PASSAGE TO READ
........

One of my aims is to have a variety of apples ripening for my whole season here in Zone 6B on just a few trees. The question I cannot find an answer too, which may mean it’s a non-issue is:
Are there pros and cons to having one tree bearing fruits for the length of the season versus having all fruits that come at the same time on the same tree?
The trees will be close enough together that there should not be pollination issues in either event. I am intending at least semi-dwarf stock, if not full-sized roots, but I’m going to have to try and review what I have in ground, as retaining that information was not part of my process when I planted my first trees.
What you need are people who grow 100s of apples like @39thparallel to give some advice on some early , mid season, and late apples. How many trees total will you have?
Group the ones with similar blossoming time on each tree so you can spray without killing pollinators on the late-blooming ones. I didn’t take that into account when I started grating my multi-variety trees. I wish I had known. Even if you hope to stay organic, you will probably still need Spinosad on them if you are east of the Mississippi River.

........

TASK INSTRUCTIONS
**1)** Reproduce, word for word, the part of the apple-growing thread between "The trees will" and "my first trees.", inclusive.
**2)** How might the apple-growing thread go on after its last sentence? Write what follows.

[Entries drawn from a collection]
........

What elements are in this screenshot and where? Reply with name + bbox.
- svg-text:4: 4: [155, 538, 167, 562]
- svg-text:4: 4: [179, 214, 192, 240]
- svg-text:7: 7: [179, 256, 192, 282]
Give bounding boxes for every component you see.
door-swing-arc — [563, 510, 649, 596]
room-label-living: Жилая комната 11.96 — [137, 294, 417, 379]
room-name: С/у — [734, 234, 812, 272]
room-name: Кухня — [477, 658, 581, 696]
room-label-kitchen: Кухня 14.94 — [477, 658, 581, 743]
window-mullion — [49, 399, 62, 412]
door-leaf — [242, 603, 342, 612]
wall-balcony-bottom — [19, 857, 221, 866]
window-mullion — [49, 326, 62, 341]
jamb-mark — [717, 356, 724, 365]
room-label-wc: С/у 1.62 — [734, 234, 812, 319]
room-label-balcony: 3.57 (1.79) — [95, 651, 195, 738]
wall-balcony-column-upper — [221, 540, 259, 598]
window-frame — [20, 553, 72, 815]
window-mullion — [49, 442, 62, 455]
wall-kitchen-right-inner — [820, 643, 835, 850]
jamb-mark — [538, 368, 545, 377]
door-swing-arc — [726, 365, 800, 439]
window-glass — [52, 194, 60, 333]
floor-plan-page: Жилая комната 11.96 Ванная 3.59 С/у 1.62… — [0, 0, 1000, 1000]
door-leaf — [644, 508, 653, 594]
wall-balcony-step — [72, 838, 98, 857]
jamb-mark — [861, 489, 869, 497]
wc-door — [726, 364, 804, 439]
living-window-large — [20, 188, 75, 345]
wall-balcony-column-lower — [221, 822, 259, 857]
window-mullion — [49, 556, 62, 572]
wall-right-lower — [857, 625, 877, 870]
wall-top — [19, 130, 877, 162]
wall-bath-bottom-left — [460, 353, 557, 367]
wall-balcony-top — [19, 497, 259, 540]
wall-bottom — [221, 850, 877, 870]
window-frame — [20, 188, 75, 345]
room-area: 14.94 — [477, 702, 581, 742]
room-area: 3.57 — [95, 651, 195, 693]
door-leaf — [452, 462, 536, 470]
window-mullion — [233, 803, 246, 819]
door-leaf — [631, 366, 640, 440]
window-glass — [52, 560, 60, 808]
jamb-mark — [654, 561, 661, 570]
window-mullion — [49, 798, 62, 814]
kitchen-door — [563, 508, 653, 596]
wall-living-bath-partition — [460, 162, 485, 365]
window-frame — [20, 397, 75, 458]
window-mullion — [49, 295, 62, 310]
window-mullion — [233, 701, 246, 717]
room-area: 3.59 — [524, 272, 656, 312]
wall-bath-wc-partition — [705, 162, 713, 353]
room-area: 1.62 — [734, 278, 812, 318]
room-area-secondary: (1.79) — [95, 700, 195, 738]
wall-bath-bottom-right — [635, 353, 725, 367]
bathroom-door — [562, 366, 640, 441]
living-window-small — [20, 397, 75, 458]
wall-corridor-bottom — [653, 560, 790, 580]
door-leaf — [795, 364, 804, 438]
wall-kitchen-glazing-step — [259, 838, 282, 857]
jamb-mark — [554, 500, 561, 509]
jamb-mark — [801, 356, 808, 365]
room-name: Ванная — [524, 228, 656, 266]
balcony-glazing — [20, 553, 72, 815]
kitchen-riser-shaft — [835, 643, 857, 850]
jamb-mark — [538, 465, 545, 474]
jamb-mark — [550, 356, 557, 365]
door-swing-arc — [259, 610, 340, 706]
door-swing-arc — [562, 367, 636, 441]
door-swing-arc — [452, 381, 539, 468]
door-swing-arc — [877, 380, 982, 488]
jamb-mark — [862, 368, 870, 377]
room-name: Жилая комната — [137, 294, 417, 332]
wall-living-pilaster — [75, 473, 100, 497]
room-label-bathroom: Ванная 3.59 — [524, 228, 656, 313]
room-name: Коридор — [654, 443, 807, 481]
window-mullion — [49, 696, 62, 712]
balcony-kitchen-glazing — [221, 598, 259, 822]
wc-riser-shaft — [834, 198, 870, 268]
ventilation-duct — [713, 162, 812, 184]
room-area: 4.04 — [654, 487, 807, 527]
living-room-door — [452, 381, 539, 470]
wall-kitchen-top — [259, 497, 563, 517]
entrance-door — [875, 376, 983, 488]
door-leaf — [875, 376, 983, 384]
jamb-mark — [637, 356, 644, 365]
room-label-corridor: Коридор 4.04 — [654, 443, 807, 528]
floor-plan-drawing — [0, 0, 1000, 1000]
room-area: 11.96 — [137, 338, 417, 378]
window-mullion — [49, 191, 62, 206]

........

RESULTS BY TASK
**1)**
The trees will be close enough together that there should not be pollination issues in either event. I am intending at least semi-dwarf stock, if not full-sized roots, but I’m going to have to try and review what I have in ground, as retaining that information was not part of my process when I planted my first trees.

**2)**
From what I have heard the con of a multi grafted tree is one type can start to take over. Generally even with planting you will look at vigor of the different varieties. Also 1 standard tree is going to give less apples than 2 standard apple trees of course. Another coin I suppose is you need to learn to graft so you can get the scion you want for the varieties you want or you have to pick a nursery with their chosen varieties. Fast Growing trees has a Honey Crisp, Red Fuji, Braeburn, yellow delicious and a Granny Smith one and Stark bros had the same varieties except yellow delicious was yellow transparent. Of course there was a supply shortage on Stark Brothers so I only had one option even though I ordered in November. Then if you get it from a nursery sometimes they don’t offer specific varieties of the varieties you want if it is less grafts.
I’ll likely have about 6 trees total. Some of my grafting practice this year will amount to scion banking for later years, with potted trees (single or multigrafted themselves) being given away to family and neighbors in a year or two as the fielded trees continue to grow into greater accomodation.
The goal, again, is to just be able to eat from the trees for as long during the year as possible. Although storage potential is likely to evolve, I’m not looking to grow enough to be commercial, and the few neighbors I have can certainly benefit from an excess.
I had not yet considered vigor. That’s a good point. I could prune overly vigous ones moe regularly, but i’d rather not create unnecessary work for myself, especially as I will most likely continue to age.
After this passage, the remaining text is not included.